# PROBLEM STATEMENT
From the listing below, select every line where the word "Пафнутий" appears.

=== DATA ENTRIES ===

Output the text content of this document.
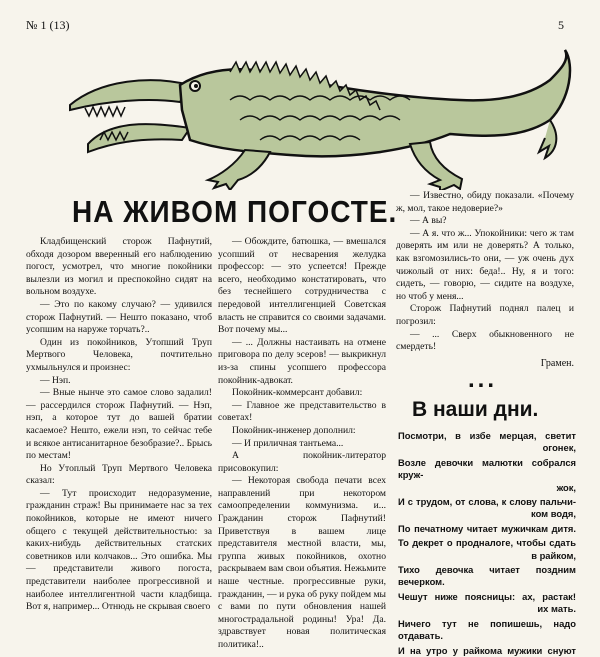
№ 1 (13)	5
НА ЖИВОМ ПОГОСТЕ.

Кладбищенский сторож Пафнутий, обходя дозором вверенный его наблюдению погост, усмотрел, что многие покойники вылезли из могил и преспокойно сидят на вольном воздухе.

— Это по какому случаю? — удивился сторож Пафнутий. — Нешто показано, чтоб усопшим на наруже торчать?..

Один из покойников, Утопший Труп Мертвого Человека, почтительно ухмыльнулся и произнес:

— Нэп.

— Вные нынче это самое слово задалил! — рассердился сторож Пафнутий. — Нэп, нэп, а которое тут до вашей братии касаемое? Нешто, ежели нэп, то сейчас тебе и всякое антисанитарное безобразие?.. Брысь по местам!

Но Утоплый Труп Мертвого Человека сказал:

— Тут происходит недоразумение, гражданин страж! Вы принимаете нас за тех покойников, которые не имеют ничего общего с текущей действительностью: за каких-нибудь действительных статских советников или колчаков... Это ошибка. Мы — представители живого погоста, представители наиболее прогрессивной и наиболее интеллигентной части кладбища. Вот я, например... Отнюдь не скрывая своего

— Обождите, батюшка, — вмешался усопший от несварения желудка профессор: — это успеется! Прежде всего, необходимо констатировать, что без теснейшего сотрудничества с передовой интеллигенцией Советская власть не справится со своими задачами. Вот почему мы...

— ... Должны настаивать на отмене приговора по делу эсеров! — выкрикнул из-за спины усопшего профессора покойник-адвокат.

Покойник-коммерсант добавил:

— Главное же представительство в советах!

Покойник-инженер дополнил:

— И приличная тантьема...

А покойник-литератор присовокупил:

— Некоторая свобода печати всех направлений при некотором самоопределении коммунизма. и... Гражданин сторож Пафнутий! Приветствуя в вашем лице представителя местной власти, мы, группа живых покойников, охотно раскрываем вам свои объятия. Нежьмите наше честные. прогрессивные руки, гражданин, — и рука об руку пойдем мы с вами по пути обновления нашей многострадальной родины! Ура! Да. здравствует новая политическая политика!..

— Известно, обиду показали. «Почему ж, мол, такое недоверие?»

— А вы?

— А я. что ж... Упокойники: чего ж там доверять им или не доверять? А только, как взгомозились-то они, — уж очень дух чижолый от них: беда!.. Ну, я и того: сидеть, — говорю, — сидите на воздухе, но чтоб у меня...

Сторож Пафнутий поднял палец и погрозил:

— ... Сверх обыкновенного не смердеть!

Грамен.
...
В наши дни.
Посмотри, в избе мерцая, светит
огонек,
Возле девочки малютки собрался круж-
жок,
И с трудом, от слова, к слову пальчи-
ком водя,
По печатному читает мужичкам дитя.
То декрет о продналоге, чтобы сдать
в райком,
Тихо девочка читает поздним вечерком.
Чешут ниже поясницы: ах, растак!
их мать.
Ничего тут не попишешь, надо отдавать.
И на утро у райкома мужики снуют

===

# SOLUTION TO THIS EXERCISE
Кладбищенский сторож Пафнутий, обходя дозором вверенный его наблюдению погост, усмотрел, что многие покойники вылезли из могил и преспокойно сидят на вольном воздухе.
— Это по какому случаю? — удивился сторож Пафнутий. — Нешто показано, чтоб усопшим на наруже торчать?..
— Вные нынче это самое слово задалил! — рассердился сторож Пафнутий. — Нэп, нэп, а которое тут до вашей братии касаемое? Нешто, ежели нэп, то сейчас тебе и всякое антисанитарное безобразие?.. Брысь по местам!
— Некоторая свобода печати всех направлений при некотором самоопределении коммунизма. и... Гражданин сторож Пафнутий! Приветствуя в вашем лице представителя местной власти, мы, группа живых покойников, охотно раскрываем вам свои объятия. Нежьмите наше честные. прогрессивные руки, гражданин, — и рука об руку пойдем мы с вами по пути обновления нашей многострадальной родины! Ура! Да. здравствует новая политическая политика!..
Сторож Пафнутий поднял палец и погрозил:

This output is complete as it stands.